### Task details:
Copy every line of the material below word for word.
>> Begin Dataset extract
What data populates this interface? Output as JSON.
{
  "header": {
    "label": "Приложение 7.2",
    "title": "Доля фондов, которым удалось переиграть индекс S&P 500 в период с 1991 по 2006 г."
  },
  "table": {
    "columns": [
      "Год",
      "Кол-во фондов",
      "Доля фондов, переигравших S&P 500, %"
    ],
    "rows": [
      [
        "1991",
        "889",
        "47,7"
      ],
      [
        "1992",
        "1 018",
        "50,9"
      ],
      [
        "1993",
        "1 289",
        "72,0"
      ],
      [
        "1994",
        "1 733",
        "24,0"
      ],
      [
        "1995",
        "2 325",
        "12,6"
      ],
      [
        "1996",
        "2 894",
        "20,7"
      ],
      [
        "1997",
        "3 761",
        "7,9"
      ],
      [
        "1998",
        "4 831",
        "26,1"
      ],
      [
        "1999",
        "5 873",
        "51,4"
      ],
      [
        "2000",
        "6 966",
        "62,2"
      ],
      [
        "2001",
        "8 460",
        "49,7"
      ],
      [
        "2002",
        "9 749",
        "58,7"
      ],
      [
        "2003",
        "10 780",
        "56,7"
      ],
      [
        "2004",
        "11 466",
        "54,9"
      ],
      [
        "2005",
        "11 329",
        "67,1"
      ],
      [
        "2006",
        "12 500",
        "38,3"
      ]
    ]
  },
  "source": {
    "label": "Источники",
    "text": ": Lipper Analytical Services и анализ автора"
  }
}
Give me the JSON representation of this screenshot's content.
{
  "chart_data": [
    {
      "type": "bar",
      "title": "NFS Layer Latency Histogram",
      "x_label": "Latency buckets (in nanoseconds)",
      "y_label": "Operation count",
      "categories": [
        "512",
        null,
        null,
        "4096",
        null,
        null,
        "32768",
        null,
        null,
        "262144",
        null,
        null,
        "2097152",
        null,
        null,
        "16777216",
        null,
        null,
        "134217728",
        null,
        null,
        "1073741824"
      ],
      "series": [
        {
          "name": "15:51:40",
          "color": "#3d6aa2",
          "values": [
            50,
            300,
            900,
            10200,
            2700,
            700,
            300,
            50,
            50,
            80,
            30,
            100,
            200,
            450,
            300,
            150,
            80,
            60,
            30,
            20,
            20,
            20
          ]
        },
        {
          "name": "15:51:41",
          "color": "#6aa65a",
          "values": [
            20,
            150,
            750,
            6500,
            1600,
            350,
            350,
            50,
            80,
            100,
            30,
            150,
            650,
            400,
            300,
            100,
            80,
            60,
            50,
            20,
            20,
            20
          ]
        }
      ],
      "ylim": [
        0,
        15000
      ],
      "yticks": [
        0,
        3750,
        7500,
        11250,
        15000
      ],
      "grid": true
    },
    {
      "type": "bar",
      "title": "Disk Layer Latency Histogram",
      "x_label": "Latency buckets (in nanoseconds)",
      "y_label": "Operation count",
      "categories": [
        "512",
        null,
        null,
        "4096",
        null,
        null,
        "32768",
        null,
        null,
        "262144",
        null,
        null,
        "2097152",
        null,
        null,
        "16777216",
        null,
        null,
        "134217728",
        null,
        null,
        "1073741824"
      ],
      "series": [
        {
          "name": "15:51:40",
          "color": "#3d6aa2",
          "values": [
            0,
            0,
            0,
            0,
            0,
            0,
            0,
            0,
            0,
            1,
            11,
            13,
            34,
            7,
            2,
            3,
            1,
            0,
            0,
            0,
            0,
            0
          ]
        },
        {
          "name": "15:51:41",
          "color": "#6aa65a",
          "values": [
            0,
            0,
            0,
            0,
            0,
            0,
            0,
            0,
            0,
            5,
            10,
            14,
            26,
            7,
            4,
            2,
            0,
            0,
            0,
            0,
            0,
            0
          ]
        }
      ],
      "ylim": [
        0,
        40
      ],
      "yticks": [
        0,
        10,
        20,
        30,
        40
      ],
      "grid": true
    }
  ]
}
>> End Dataset extract
### The answer:
What data populates this interface? Output as JSON.
{
  "header": {
    "label": "Приложение 7.2",
    "title": "Доля фондов, которым удалось переиграть индекс S&P 500 в период с 1991 по 2006 г."
  },
  "table": {
    "columns": [
      "Год",
      "Кол-во фондов",
      "Доля фондов, переигравших S&P 500, %"
    ],
    "rows": [
      [
        "1991",
        "889",
        "47,7"
      ],
      [
        "1992",
        "1 018",
        "50,9"
      ],
      [
        "1993",
        "1 289",
        "72,0"
      ],
      [
        "1994",
        "1 733",
        "24,0"
      ],
      [
        "1995",
        "2 325",
        "12,6"
      ],
      [
        "1996",
        "2 894",
        "20,7"
      ],
      [
        "1997",
        "3 761",
        "7,9"
      ],
      [
        "1998",
        "4 831",
        "26,1"
      ],
      [
        "1999",
        "5 873",
        "51,4"
      ],
      [
        "2000",
        "6 966",
        "62,2"
      ],
      [
        "2001",
        "8 460",
        "49,7"
      ],
      [
        "2002",
        "9 749",
        "58,7"
      ],
      [
        "2003",
        "10 780",
        "56,7"
      ],
      [
        "2004",
        "11 466",
        "54,9"
      ],
      [
        "2005",
        "11 329",
        "67,1"
      ],
      [
        "2006",
        "12 500",
        "38,3"
      ]
    ]
  },
  "source": {
    "label": "Источники",
    "text": ": Lipper Analytical Services и анализ автора"
  }
}
Give me the JSON representation of this screenshot's content.
{
  "chart_data": [
    {
      "type": "bar",
      "title": "NFS Layer Latency Histogram",
      "x_label": "Latency buckets (in nanoseconds)",
      "y_label": "Operation count",
      "categories": [
        "512",
        null,
        null,
        "4096",
        null,
        null,
        "32768",
        null,
        null,
        "262144",
        null,
        null,
        "2097152",
        null,
        null,
        "16777216",
        null,
        null,
        "134217728",
        null,
        null,
        "1073741824"
      ],
      "series": [
        {
          "name": "15:51:40",
          "color": "#3d6aa2",
          "values": [
            50,
            300,
            900,
            10200,
            2700,
            700,
            300,
            50,
            50,
            80,
            30,
            100,
            200,
            450,
            300,
            150,
            80,
            60,
            30,
            20,
            20,
            20
          ]
        },
        {
          "name": "15:51:41",
          "color": "#6aa65a",
          "values": [
            20,
            150,
            750,
            6500,
            1600,
            350,
            350,
            50,
            80,
            100,
            30,
            150,
            650,
            400,
            300,
            100,
            80,
            60,
            50,
            20,
            20,
            20
          ]
        }
      ],
      "ylim": [
        0,
        15000
      ],
      "yticks": [
        0,
        3750,
        7500,
        11250,
        15000
      ],
      "grid": true
    },
    {
      "type": "bar",
      "title": "Disk Layer Latency Histogram",
      "x_label": "Latency buckets (in nanoseconds)",
      "y_label": "Operation count",
      "categories": [
        "512",
        null,
        null,
        "4096",
        null,
        null,
        "32768",
        null,
        null,
        "262144",
        null,
        null,
        "2097152",
        null,
        null,
        "16777216",
        null,
        null,
        "134217728",
        null,
        null,
        "1073741824"
      ],
      "series": [
        {
          "name": "15:51:40",
          "color": "#3d6aa2",
          "values": [
            0,
            0,
            0,
            0,
            0,
            0,
            0,
            0,
            0,
            1,
            11,
            13,
            34,
            7,
            2,
            3,
            1,
            0,
            0,
            0,
            0,
            0
          ]
        },
        {
          "name": "15:51:41",
          "color": "#6aa65a",
          "values": [
            0,
            0,
            0,
            0,
            0,
            0,
            0,
            0,
            0,
            5,
            10,
            14,
            26,
            7,
            4,
            2,
            0,
            0,
            0,
            0,
            0,
            0
          ]
        }
      ],
      "ylim": [
        0,
        40
      ],
      "yticks": [
        0,
        10,
        20,
        30,
        40
      ],
      "grid": true
    }
  ]
}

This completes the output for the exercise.